** BEGIN GIVEN RECORDS **

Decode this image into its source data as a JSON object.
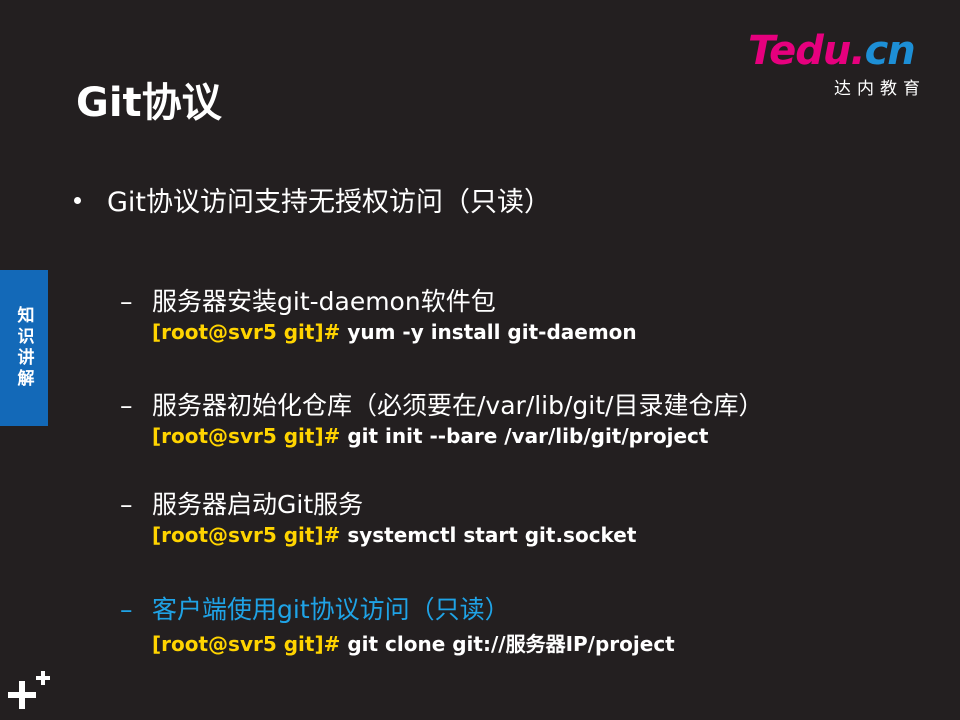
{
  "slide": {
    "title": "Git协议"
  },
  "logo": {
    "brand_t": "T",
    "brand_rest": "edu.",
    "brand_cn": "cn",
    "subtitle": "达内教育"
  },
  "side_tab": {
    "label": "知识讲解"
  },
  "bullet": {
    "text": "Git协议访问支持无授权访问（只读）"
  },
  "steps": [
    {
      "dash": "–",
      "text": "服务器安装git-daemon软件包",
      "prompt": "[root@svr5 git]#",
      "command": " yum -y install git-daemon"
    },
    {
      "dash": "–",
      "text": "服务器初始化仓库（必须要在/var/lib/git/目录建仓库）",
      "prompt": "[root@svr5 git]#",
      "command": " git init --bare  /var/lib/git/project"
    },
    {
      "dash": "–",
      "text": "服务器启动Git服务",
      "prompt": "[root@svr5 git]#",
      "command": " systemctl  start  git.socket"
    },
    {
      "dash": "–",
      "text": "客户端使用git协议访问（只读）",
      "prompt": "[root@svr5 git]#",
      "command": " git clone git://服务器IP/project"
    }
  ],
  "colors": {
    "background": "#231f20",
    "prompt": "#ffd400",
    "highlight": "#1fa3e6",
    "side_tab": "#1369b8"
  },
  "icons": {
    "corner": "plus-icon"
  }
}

** END GIVEN RECORDS **

* **WRITTEN PROBLEM**
Each line in the entries above that includes the string "text" should be extracted.

* **TASK RESPONSE**
    "text": "Git协议访问支持无授权访问（只读）"
      "text": "服务器安装git-daemon软件包",
      "text": "服务器初始化仓库（必须要在/var/lib/git/目录建仓库）",
      "text": "服务器启动Git服务",
      "text": "客户端使用git协议访问（只读）",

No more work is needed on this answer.